Find how many lines in the data below mention "ylabel". Give the number only.

------ Items ------

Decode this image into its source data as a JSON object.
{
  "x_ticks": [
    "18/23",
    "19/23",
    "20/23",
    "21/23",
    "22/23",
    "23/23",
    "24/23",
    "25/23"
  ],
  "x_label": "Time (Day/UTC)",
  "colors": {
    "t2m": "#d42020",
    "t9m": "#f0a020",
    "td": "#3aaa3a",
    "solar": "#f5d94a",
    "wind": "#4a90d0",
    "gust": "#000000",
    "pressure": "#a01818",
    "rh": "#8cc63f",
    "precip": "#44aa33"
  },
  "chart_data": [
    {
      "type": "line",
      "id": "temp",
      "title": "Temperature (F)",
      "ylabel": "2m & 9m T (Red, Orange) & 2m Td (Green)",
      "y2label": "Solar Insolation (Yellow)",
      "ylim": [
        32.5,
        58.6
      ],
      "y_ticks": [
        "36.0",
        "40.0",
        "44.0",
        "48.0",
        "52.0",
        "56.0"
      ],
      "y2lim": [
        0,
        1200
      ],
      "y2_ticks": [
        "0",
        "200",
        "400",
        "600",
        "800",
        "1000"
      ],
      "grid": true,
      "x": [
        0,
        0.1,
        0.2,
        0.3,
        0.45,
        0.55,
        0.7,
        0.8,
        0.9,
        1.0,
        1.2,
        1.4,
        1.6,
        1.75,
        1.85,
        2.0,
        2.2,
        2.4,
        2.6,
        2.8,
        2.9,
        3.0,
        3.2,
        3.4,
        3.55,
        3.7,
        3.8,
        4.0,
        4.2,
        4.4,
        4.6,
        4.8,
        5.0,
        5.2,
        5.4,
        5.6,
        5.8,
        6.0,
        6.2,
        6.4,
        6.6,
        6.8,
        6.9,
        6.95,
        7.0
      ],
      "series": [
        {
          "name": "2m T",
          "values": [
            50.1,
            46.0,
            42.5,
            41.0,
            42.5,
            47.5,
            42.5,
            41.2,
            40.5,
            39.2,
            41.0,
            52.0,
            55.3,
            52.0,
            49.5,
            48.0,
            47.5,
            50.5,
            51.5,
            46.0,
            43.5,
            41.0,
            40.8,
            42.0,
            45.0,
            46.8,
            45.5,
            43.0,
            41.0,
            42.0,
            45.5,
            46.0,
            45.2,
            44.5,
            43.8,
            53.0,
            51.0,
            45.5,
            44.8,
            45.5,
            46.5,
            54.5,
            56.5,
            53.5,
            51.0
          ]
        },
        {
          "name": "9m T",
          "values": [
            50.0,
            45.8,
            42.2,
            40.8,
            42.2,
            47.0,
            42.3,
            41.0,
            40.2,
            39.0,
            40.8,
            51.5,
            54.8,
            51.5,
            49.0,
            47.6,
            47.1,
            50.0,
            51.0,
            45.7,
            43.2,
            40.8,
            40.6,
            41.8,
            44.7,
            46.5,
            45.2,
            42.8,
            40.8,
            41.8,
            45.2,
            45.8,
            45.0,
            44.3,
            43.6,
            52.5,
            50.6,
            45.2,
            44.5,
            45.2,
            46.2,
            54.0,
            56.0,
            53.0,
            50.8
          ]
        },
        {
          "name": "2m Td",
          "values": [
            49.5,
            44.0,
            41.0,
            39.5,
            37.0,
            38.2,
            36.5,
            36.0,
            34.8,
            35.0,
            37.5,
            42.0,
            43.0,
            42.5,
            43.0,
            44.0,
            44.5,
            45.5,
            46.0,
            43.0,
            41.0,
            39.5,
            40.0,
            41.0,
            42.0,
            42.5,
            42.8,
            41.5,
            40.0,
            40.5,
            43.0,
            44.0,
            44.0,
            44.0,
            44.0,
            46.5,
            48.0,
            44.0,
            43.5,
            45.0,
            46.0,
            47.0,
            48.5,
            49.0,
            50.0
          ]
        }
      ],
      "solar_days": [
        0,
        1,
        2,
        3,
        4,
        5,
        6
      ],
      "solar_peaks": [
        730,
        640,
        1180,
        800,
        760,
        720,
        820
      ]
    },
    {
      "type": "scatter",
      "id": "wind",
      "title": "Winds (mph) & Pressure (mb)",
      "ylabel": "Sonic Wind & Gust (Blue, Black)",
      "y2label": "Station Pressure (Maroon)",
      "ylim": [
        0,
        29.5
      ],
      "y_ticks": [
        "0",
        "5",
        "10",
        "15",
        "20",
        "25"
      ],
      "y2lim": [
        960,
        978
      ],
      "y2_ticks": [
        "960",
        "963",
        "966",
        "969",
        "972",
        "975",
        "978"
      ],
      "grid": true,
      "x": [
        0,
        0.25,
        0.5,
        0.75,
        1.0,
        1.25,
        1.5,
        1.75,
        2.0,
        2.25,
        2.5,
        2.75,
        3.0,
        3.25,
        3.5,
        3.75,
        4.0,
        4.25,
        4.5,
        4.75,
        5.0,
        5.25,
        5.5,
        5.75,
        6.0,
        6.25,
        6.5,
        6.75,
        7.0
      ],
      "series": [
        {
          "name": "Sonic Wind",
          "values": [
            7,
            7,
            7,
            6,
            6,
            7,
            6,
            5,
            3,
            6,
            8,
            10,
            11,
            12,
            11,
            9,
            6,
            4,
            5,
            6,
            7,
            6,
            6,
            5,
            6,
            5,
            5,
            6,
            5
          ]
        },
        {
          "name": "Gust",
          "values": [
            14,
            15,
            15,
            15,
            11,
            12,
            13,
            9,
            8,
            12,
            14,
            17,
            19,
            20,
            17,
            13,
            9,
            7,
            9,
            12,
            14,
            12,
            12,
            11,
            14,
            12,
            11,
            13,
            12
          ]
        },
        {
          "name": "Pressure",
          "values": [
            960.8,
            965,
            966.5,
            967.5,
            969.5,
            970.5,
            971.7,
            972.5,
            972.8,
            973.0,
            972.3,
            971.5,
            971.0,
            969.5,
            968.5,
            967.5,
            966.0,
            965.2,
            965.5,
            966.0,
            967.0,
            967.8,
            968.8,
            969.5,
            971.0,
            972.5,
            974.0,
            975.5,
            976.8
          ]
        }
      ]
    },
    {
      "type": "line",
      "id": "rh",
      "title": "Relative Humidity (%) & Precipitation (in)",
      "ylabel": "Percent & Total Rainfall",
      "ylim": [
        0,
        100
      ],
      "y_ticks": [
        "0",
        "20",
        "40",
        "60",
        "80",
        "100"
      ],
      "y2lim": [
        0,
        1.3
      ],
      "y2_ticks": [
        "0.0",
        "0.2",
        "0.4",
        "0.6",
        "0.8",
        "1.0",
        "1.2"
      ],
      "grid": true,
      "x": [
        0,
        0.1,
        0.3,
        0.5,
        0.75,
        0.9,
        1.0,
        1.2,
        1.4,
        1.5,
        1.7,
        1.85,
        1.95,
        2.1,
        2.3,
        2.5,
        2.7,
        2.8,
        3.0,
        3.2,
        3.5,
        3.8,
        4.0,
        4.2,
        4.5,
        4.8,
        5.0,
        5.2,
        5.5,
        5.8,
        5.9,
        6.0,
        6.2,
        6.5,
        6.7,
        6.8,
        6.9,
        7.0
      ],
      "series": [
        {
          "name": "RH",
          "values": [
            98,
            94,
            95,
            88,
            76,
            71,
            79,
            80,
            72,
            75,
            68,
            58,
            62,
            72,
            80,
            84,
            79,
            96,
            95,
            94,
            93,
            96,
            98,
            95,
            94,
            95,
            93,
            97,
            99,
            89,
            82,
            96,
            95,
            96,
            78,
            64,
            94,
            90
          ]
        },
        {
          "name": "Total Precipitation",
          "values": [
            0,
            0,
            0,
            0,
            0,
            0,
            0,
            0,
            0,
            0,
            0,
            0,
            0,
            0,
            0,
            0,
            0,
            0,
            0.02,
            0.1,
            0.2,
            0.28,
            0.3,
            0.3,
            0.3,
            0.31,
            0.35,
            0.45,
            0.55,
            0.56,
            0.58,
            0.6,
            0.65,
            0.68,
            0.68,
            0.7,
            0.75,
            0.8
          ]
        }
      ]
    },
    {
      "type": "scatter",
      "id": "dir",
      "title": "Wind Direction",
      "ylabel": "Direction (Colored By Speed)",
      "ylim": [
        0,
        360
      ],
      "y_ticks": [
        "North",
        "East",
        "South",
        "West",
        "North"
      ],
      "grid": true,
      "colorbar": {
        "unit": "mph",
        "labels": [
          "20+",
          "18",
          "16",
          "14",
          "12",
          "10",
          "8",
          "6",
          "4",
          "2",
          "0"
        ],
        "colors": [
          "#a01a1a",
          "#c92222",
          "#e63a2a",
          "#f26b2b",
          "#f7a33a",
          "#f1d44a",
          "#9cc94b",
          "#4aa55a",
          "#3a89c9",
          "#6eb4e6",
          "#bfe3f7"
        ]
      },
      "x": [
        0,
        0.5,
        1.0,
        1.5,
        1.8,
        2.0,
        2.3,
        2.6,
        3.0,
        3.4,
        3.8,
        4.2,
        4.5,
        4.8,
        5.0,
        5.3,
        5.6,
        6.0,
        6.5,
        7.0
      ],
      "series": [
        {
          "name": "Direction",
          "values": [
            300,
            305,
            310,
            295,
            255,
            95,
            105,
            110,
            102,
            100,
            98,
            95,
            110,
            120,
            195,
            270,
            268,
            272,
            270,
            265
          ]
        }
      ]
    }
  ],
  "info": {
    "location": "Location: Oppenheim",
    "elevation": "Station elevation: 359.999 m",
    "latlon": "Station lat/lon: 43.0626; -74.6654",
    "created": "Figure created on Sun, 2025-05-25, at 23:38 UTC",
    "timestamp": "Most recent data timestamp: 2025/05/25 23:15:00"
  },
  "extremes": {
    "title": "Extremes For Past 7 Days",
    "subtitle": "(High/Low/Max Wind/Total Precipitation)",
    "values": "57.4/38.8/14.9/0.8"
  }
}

------

# Written answer
4